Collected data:
## Begin
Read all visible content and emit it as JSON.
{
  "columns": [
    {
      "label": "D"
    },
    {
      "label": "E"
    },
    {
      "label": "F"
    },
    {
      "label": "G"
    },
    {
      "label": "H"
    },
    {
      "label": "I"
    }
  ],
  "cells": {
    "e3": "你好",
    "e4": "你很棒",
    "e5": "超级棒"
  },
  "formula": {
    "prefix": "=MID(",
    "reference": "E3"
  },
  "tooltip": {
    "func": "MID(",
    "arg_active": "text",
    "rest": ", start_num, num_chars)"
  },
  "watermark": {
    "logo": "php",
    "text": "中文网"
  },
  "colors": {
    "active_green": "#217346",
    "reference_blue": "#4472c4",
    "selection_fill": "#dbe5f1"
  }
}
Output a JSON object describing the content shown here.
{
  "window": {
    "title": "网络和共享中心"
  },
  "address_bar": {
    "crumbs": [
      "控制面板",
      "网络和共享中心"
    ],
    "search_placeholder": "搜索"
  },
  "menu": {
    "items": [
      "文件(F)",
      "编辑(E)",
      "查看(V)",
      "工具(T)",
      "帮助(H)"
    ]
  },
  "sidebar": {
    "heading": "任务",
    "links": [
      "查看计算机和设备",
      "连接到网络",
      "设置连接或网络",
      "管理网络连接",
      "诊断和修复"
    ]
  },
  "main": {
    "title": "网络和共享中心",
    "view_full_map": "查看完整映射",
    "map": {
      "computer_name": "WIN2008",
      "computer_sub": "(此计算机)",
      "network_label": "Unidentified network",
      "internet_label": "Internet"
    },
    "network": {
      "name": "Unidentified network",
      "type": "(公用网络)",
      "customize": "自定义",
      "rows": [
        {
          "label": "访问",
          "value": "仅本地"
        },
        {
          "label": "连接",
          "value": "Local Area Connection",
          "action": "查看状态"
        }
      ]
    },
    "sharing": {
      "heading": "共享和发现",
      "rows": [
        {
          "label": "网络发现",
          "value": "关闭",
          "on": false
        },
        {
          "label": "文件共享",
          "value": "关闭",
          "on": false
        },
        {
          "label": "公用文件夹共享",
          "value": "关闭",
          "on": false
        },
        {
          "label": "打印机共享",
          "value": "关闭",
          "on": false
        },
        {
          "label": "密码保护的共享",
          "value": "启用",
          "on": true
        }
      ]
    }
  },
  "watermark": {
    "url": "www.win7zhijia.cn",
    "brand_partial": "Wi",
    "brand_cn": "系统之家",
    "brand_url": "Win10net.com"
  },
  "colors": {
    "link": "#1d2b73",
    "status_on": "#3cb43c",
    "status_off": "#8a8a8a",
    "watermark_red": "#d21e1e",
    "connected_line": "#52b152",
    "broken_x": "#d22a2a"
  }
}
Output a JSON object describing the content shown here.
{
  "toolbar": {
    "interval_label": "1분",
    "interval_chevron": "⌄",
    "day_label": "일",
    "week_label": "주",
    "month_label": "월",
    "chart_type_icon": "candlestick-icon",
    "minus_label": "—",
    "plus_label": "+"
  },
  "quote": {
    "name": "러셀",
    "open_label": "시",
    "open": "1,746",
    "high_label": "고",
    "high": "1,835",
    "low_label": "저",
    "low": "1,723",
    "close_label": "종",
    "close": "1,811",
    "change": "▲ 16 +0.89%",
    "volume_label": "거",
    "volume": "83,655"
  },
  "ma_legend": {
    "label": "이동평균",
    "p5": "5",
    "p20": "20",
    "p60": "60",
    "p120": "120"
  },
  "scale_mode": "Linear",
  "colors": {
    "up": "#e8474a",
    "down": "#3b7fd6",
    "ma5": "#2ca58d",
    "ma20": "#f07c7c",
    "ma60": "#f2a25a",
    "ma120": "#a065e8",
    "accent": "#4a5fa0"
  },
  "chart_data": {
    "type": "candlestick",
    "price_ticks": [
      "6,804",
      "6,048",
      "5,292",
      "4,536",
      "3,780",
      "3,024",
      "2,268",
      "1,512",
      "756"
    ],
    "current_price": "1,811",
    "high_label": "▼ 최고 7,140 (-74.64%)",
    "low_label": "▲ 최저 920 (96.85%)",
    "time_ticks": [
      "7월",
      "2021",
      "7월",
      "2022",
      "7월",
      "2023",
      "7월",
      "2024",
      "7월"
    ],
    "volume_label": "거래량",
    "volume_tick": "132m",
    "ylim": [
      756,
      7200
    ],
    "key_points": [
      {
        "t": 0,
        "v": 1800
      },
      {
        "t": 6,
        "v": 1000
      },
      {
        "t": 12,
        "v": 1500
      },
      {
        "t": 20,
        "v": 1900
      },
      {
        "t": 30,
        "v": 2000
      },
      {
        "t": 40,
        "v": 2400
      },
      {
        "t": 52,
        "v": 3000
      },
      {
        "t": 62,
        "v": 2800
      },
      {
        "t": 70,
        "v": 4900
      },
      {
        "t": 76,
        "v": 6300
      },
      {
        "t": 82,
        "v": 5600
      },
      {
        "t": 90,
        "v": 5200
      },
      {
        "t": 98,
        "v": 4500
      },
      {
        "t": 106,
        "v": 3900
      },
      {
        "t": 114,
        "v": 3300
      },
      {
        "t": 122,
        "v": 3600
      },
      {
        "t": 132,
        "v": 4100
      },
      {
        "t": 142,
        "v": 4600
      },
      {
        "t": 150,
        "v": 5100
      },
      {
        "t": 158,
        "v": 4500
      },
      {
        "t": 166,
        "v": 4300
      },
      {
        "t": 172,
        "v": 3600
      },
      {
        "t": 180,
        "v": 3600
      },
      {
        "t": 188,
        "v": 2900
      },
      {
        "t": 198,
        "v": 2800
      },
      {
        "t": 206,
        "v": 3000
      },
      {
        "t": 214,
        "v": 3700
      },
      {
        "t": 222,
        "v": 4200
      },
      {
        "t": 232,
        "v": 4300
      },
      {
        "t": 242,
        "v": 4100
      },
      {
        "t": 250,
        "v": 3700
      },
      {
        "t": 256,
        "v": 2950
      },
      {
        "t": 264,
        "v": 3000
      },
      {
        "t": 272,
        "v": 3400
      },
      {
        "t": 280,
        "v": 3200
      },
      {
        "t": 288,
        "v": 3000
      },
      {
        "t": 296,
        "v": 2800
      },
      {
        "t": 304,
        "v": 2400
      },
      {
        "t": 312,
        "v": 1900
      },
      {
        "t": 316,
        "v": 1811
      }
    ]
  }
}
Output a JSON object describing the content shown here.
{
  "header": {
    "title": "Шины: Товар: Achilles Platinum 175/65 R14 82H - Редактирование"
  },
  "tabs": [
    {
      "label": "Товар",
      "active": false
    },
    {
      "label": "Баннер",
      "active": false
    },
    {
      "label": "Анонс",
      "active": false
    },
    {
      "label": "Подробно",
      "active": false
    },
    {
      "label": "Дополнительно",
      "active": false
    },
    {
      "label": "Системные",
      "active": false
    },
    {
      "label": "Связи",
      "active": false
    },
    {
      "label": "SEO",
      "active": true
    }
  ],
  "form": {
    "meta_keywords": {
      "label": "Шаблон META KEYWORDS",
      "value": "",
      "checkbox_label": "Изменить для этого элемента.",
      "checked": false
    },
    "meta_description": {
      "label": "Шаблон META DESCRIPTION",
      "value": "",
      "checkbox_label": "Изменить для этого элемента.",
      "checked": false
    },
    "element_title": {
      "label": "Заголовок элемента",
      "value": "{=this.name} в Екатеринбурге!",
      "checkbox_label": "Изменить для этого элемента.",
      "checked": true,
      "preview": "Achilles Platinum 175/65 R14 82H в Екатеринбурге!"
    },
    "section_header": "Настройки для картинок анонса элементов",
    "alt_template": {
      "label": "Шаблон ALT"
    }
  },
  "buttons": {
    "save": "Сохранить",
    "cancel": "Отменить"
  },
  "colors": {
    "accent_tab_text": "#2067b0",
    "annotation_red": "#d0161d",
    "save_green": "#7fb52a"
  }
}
## End
- **YOUR GOAL**:
Copy each line of the data above without altering a single character.

- **COMPLETE OUTPUT**:
Read all visible content and emit it as JSON.
{
  "columns": [
    {
      "label": "D"
    },
    {
      "label": "E"
    },
    {
      "label": "F"
    },
    {
      "label": "G"
    },
    {
      "label": "H"
    },
    {
      "label": "I"
    }
  ],
  "cells": {
    "e3": "你好",
    "e4": "你很棒",
    "e5": "超级棒"
  },
  "formula": {
    "prefix": "=MID(",
    "reference": "E3"
  },
  "tooltip": {
    "func": "MID(",
    "arg_active": "text",
    "rest": ", start_num, num_chars)"
  },
  "watermark": {
    "logo": "php",
    "text": "中文网"
  },
  "colors": {
    "active_green": "#217346",
    "reference_blue": "#4472c4",
    "selection_fill": "#dbe5f1"
  }
}
Output a JSON object describing the content shown here.
{
  "window": {
    "title": "网络和共享中心"
  },
  "address_bar": {
    "crumbs": [
      "控制面板",
      "网络和共享中心"
    ],
    "search_placeholder": "搜索"
  },
  "menu": {
    "items": [
      "文件(F)",
      "编辑(E)",
      "查看(V)",
      "工具(T)",
      "帮助(H)"
    ]
  },
  "sidebar": {
    "heading": "任务",
    "links": [
      "查看计算机和设备",
      "连接到网络",
      "设置连接或网络",
      "管理网络连接",
      "诊断和修复"
    ]
  },
  "main": {
    "title": "网络和共享中心",
    "view_full_map": "查看完整映射",
    "map": {
      "computer_name": "WIN2008",
      "computer_sub": "(此计算机)",
      "network_label": "Unidentified network",
      "internet_label": "Internet"
    },
    "network": {
      "name": "Unidentified network",
      "type": "(公用网络)",
      "customize": "自定义",
      "rows": [
        {
          "label": "访问",
          "value": "仅本地"
        },
        {
          "label": "连接",
          "value": "Local Area Connection",
          "action": "查看状态"
        }
      ]
    },
    "sharing": {
      "heading": "共享和发现",
      "rows": [
        {
          "label": "网络发现",
          "value": "关闭",
          "on": false
        },
        {
          "label": "文件共享",
          "value": "关闭",
          "on": false
        },
        {
          "label": "公用文件夹共享",
          "value": "关闭",
          "on": false
        },
        {
          "label": "打印机共享",
          "value": "关闭",
          "on": false
        },
        {
          "label": "密码保护的共享",
          "value": "启用",
          "on": true
        }
      ]
    }
  },
  "watermark": {
    "url": "www.win7zhijia.cn",
    "brand_partial": "Wi",
    "brand_cn": "系统之家",
    "brand_url": "Win10net.com"
  },
  "colors": {
    "link": "#1d2b73",
    "status_on": "#3cb43c",
    "status_off": "#8a8a8a",
    "watermark_red": "#d21e1e",
    "connected_line": "#52b152",
    "broken_x": "#d22a2a"
  }
}
Output a JSON object describing the content shown here.
{
  "toolbar": {
    "interval_label": "1분",
    "interval_chevron": "⌄",
    "day_label": "일",
    "week_label": "주",
    "month_label": "월",
    "chart_type_icon": "candlestick-icon",
    "minus_label": "—",
    "plus_label": "+"
  },
  "quote": {
    "name": "러셀",
    "open_label": "시",
    "open": "1,746",
    "high_label": "고",
    "high": "1,835",
    "low_label": "저",
    "low": "1,723",
    "close_label": "종",
    "close": "1,811",
    "change": "▲ 16 +0.89%",
    "volume_label": "거",
    "volume": "83,655"
  },
  "ma_legend": {
    "label": "이동평균",
    "p5": "5",
    "p20": "20",
    "p60": "60",
    "p120": "120"
  },
  "scale_mode": "Linear",
  "colors": {
    "up": "#e8474a",
    "down": "#3b7fd6",
    "ma5": "#2ca58d",
    "ma20": "#f07c7c",
    "ma60": "#f2a25a",
    "ma120": "#a065e8",
    "accent": "#4a5fa0"
  },
  "chart_data": {
    "type": "candlestick",
    "price_ticks": [
      "6,804",
      "6,048",
      "5,292",
      "4,536",
      "3,780",
      "3,024",
      "2,268",
      "1,512",
      "756"
    ],
    "current_price": "1,811",
    "high_label": "▼ 최고 7,140 (-74.64%)",
    "low_label": "▲ 최저 920 (96.85%)",
    "time_ticks": [
      "7월",
      "2021",
      "7월",
      "2022",
      "7월",
      "2023",
      "7월",
      "2024",
      "7월"
    ],
    "volume_label": "거래량",
    "volume_tick": "132m",
    "ylim": [
      756,
      7200
    ],
    "key_points": [
      {
        "t": 0,
        "v": 1800
      },
      {
        "t": 6,
        "v": 1000
      },
      {
        "t": 12,
        "v": 1500
      },
      {
        "t": 20,
        "v": 1900
      },
      {
        "t": 30,
        "v": 2000
      },
      {
        "t": 40,
        "v": 2400
      },
      {
        "t": 52,
        "v": 3000
      },
      {
        "t": 62,
        "v": 2800
      },
      {
        "t": 70,
        "v": 4900
      },
      {
        "t": 76,
        "v": 6300
      },
      {
        "t": 82,
        "v": 5600
      },
      {
        "t": 90,
        "v": 5200
      },
      {
        "t": 98,
        "v": 4500
      },
      {
        "t": 106,
        "v": 3900
      },
      {
        "t": 114,
        "v": 3300
      },
      {
        "t": 122,
        "v": 3600
      },
      {
        "t": 132,
        "v": 4100
      },
      {
        "t": 142,
        "v": 4600
      },
      {
        "t": 150,
        "v": 5100
      },
      {
        "t": 158,
        "v": 4500
      },
      {
        "t": 166,
        "v": 4300
      },
      {
        "t": 172,
        "v": 3600
      },
      {
        "t": 180,
        "v": 3600
      },
      {
        "t": 188,
        "v": 2900
      },
      {
        "t": 198,
        "v": 2800
      },
      {
        "t": 206,
        "v": 3000
      },
      {
        "t": 214,
        "v": 3700
      },
      {
        "t": 222,
        "v": 4200
      },
      {
        "t": 232,
        "v": 4300
      },
      {
        "t": 242,
        "v": 4100
      },
      {
        "t": 250,
        "v": 3700
      },
      {
        "t": 256,
        "v": 2950
      },
      {
        "t": 264,
        "v": 3000
      },
      {
        "t": 272,
        "v": 3400
      },
      {
        "t": 280,
        "v": 3200
      },
      {
        "t": 288,
        "v": 3000
      },
      {
        "t": 296,
        "v": 2800
      },
      {
        "t": 304,
        "v": 2400
      },
      {
        "t": 312,
        "v": 1900
      },
      {
        "t": 316,
        "v": 1811
      }
    ]
  }
}
Output a JSON object describing the content shown here.
{
  "header": {
    "title": "Шины: Товар: Achilles Platinum 175/65 R14 82H - Редактирование"
  },
  "tabs": [
    {
      "label": "Товар",
      "active": false
    },
    {
      "label": "Баннер",
      "active": false
    },
    {
      "label": "Анонс",
      "active": false
    },
    {
      "label": "Подробно",
      "active": false
    },
    {
      "label": "Дополнительно",
      "active": false
    },
    {
      "label": "Системные",
      "active": false
    },
    {
      "label": "Связи",
      "active": false
    },
    {
      "label": "SEO",
      "active": true
    }
  ],
  "form": {
    "meta_keywords": {
      "label": "Шаблон META KEYWORDS",
      "value": "",
      "checkbox_label": "Изменить для этого элемента.",
      "checked": false
    },
    "meta_description": {
      "label": "Шаблон META DESCRIPTION",
      "value": "",
      "checkbox_label": "Изменить для этого элемента.",
      "checked": false
    },
    "element_title": {
      "label": "Заголовок элемента",
      "value": "{=this.name} в Екатеринбурге!",
      "checkbox_label": "Изменить для этого элемента.",
      "checked": true,
      "preview": "Achilles Platinum 175/65 R14 82H в Екатеринбурге!"
    },
    "section_header": "Настройки для картинок анонса элементов",
    "alt_template": {
      "label": "Шаблон ALT"
    }
  },
  "buttons": {
    "save": "Сохранить",
    "cancel": "Отменить"
  },
  "colors": {
    "accent_tab_text": "#2067b0",
    "annotation_red": "#d0161d",
    "save_green": "#7fb52a"
  }
}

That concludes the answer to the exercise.